- **Task objective**: Select all lines in the records that include "subtitle".

- **Source material**:
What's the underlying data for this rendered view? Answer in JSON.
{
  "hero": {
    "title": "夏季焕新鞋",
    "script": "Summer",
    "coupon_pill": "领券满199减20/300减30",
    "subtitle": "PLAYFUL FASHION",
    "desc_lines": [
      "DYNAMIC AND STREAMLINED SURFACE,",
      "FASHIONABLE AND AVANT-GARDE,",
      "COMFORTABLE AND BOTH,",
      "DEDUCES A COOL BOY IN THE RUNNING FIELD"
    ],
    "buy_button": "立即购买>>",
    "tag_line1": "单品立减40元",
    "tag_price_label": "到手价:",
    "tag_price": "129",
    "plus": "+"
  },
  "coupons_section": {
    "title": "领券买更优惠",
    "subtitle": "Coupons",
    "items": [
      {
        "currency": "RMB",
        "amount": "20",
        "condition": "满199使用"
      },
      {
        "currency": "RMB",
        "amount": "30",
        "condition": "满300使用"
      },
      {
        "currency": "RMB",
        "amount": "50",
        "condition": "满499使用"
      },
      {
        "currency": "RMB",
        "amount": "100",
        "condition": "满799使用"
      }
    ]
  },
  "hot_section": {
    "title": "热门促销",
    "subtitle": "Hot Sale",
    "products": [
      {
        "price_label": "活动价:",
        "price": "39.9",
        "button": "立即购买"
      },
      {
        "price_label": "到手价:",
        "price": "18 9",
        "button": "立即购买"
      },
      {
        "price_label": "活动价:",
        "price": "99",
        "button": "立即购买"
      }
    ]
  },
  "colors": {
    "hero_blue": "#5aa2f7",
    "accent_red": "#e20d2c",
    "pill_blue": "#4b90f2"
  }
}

- **Output of the exercise**:
    "subtitle": "PLAYFUL FASHION",
    "subtitle": "Coupons",
    "subtitle": "Hot Sale",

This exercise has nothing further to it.